┌────────
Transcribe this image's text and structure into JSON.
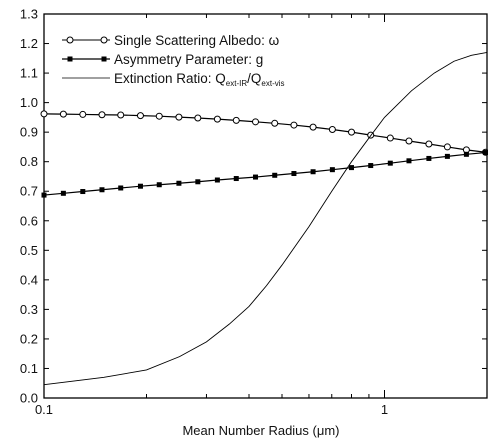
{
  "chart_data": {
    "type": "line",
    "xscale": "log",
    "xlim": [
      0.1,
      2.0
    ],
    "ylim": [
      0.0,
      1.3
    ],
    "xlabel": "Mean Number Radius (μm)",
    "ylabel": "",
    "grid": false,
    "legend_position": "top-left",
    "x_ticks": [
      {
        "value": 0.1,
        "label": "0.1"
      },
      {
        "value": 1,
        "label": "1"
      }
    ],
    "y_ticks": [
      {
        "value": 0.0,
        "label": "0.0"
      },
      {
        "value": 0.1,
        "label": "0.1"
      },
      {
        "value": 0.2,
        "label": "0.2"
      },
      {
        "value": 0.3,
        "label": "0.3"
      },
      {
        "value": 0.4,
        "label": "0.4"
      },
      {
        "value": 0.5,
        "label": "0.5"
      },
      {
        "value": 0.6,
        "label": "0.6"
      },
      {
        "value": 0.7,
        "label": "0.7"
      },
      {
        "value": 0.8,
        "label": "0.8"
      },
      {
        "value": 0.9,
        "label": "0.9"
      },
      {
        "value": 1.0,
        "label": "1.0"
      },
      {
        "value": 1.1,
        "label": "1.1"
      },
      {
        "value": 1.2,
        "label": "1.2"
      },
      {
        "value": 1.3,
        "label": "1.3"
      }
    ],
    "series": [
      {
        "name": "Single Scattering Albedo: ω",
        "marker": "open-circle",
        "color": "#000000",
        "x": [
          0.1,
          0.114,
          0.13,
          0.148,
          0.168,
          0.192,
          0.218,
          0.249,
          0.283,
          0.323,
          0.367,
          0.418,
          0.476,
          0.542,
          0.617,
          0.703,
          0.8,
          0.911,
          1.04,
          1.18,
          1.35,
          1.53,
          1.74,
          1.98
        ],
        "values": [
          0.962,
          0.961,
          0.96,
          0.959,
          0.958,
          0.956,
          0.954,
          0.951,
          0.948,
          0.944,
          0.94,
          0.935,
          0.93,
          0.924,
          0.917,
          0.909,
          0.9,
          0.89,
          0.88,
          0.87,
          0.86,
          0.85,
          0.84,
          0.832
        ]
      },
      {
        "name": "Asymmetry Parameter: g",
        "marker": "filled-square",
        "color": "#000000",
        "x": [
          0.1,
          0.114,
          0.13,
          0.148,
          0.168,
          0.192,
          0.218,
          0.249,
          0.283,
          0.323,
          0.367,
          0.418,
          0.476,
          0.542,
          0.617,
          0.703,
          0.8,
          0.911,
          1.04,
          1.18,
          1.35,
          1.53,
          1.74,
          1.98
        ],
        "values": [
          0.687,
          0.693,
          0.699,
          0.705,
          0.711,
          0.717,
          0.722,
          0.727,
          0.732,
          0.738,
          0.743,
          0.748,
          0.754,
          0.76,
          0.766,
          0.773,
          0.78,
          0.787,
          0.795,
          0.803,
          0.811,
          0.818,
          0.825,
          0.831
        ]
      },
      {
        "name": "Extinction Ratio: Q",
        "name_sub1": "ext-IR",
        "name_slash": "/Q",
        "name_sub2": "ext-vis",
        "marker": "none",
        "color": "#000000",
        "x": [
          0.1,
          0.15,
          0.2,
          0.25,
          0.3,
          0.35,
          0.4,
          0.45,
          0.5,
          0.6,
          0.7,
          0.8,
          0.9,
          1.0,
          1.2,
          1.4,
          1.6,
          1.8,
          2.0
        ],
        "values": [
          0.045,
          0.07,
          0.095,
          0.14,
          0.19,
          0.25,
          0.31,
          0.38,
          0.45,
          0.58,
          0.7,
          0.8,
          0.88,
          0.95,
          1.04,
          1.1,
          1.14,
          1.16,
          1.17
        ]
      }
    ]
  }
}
└────────
┌────────
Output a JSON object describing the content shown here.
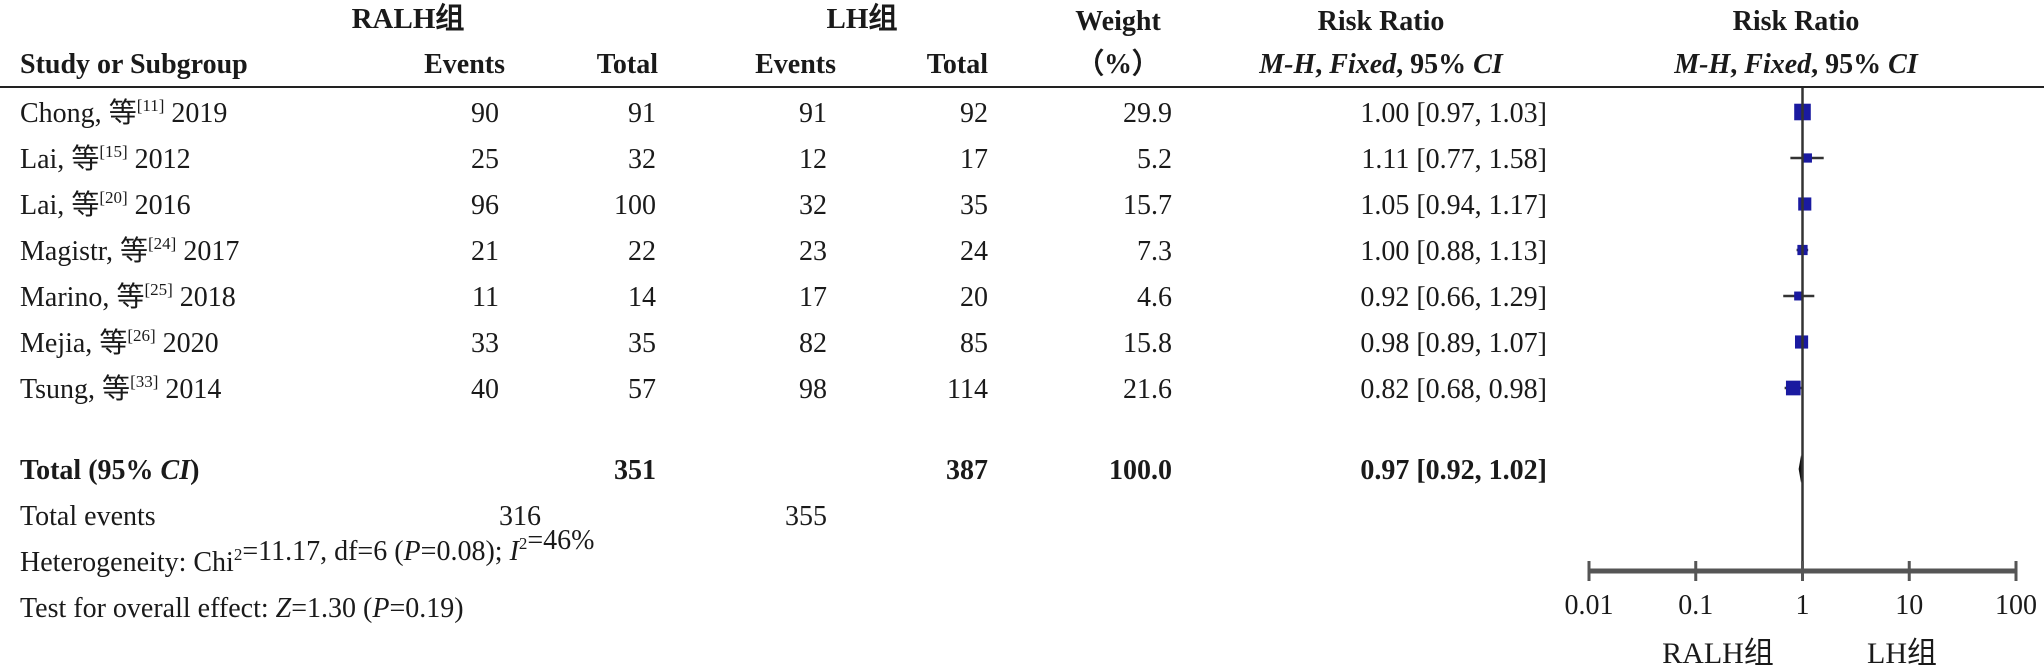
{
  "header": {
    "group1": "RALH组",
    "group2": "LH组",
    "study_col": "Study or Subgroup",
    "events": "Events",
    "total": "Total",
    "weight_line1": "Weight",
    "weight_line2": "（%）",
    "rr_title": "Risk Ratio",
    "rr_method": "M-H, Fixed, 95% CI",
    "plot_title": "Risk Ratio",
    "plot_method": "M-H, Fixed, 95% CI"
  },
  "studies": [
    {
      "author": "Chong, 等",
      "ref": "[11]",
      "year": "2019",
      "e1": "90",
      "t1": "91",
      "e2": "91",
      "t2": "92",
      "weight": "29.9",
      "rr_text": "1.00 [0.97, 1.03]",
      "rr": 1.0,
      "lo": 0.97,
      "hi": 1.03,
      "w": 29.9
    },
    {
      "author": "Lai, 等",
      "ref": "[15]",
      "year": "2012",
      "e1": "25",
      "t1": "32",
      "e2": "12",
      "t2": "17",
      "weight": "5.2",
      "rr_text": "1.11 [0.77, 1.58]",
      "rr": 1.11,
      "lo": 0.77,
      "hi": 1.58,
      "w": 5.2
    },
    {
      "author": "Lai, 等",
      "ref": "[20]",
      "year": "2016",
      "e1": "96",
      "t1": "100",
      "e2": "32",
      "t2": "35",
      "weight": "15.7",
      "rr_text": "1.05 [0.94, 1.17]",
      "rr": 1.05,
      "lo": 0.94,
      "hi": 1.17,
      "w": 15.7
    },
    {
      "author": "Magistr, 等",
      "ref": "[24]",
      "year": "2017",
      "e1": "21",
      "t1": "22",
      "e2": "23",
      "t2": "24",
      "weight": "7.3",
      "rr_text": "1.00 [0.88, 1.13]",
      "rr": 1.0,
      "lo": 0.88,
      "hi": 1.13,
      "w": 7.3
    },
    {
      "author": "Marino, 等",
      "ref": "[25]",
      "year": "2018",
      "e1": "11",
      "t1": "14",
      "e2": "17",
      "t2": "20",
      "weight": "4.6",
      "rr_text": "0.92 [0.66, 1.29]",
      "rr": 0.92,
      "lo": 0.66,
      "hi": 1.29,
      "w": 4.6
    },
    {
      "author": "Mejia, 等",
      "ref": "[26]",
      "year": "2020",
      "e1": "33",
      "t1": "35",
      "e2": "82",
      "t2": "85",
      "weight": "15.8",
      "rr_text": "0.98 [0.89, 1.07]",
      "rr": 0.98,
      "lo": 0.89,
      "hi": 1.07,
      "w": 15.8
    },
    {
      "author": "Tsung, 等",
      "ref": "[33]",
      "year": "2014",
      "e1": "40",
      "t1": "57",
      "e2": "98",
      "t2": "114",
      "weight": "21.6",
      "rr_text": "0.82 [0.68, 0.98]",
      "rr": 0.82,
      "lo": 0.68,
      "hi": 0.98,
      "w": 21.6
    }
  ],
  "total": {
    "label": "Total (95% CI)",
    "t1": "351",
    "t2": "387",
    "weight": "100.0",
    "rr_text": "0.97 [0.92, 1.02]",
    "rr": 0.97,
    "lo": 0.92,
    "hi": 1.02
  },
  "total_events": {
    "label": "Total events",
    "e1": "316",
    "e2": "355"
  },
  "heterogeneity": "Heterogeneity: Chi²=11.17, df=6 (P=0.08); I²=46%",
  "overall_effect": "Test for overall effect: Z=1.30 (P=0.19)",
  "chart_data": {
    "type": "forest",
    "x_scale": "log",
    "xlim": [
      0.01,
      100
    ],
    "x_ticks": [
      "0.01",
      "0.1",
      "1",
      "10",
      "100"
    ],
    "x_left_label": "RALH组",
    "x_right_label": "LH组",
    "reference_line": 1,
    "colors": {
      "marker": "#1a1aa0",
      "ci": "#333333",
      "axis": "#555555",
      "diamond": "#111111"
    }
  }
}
└────────
**Work instructions:** In the entries above, find every line with the word "JSON" and list it.

**The completed task:**
Transcribe this image's text and structure into JSON.
Output a JSON object describing the content shown here.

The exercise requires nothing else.